• Exercise directions:
Tally up the lines where the string "レコードを追加する" appears; reply with the number only.

• Exercise inputs:
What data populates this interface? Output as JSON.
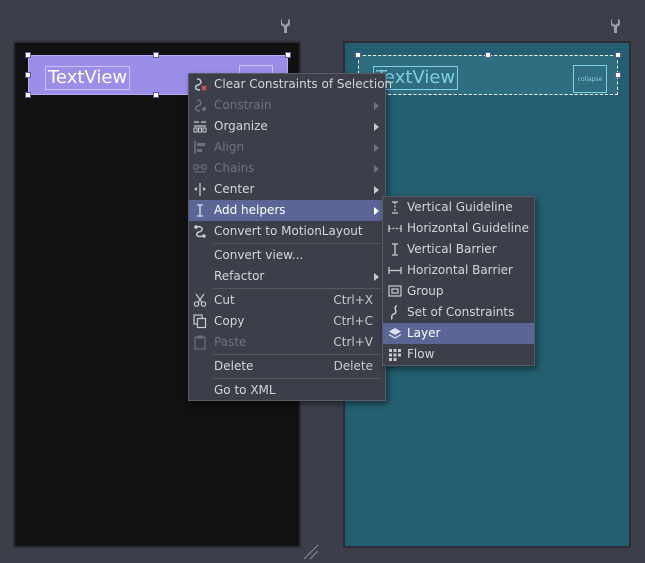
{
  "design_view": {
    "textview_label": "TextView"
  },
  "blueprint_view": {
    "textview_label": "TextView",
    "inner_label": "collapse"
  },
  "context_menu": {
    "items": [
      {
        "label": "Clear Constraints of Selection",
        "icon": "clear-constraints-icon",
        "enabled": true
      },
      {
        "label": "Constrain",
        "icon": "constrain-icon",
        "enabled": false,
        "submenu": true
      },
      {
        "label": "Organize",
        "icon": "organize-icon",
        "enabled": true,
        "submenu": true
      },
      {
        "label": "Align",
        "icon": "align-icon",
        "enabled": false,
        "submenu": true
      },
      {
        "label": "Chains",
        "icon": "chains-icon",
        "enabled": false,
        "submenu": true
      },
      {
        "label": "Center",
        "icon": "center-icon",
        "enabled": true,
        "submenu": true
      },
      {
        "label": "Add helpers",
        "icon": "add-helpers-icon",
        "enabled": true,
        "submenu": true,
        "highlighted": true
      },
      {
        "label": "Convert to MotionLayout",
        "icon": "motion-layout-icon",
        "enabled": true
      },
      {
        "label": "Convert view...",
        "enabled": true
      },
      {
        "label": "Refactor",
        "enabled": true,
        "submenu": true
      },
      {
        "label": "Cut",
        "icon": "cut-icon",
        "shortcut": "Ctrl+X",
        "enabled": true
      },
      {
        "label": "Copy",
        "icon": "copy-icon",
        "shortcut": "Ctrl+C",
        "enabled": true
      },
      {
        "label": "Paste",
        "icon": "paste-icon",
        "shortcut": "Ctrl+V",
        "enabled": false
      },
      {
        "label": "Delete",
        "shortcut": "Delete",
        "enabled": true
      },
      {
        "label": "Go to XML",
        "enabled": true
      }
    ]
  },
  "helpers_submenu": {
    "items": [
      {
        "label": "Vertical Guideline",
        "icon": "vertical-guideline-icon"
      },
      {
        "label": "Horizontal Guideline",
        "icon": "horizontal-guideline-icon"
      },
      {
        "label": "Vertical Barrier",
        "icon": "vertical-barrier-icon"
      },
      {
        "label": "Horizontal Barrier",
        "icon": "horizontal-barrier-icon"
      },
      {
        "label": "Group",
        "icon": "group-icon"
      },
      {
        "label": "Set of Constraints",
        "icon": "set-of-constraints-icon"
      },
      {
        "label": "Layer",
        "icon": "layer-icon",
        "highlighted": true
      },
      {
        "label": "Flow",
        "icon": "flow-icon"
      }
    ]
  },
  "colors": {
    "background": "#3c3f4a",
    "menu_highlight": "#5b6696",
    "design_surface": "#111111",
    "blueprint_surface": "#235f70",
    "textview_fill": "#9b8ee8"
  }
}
==
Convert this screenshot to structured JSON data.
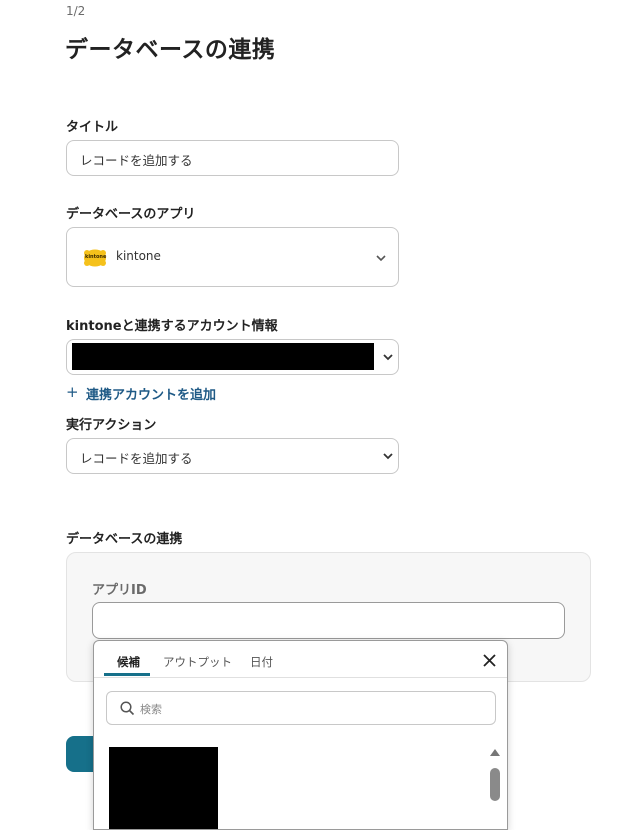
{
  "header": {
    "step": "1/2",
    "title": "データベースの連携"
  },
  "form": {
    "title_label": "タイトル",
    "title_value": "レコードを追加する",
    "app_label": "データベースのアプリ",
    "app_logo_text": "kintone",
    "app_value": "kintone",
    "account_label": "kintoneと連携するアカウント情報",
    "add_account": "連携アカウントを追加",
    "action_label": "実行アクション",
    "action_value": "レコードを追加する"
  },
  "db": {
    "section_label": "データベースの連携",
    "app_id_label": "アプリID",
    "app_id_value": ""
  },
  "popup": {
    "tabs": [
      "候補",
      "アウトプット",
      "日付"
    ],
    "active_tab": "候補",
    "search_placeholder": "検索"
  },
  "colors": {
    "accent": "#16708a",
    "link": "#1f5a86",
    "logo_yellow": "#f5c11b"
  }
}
* * *
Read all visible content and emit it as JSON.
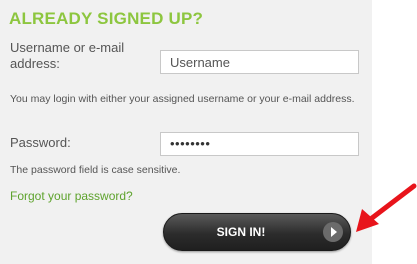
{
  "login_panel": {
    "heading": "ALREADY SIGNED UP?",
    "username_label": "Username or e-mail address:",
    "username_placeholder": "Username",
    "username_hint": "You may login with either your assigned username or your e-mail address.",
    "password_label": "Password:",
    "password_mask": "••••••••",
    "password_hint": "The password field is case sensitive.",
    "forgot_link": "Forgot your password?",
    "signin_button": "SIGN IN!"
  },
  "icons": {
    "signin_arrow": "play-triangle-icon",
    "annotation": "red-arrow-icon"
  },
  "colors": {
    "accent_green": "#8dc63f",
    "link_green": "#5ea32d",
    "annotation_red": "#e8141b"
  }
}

• Result:
2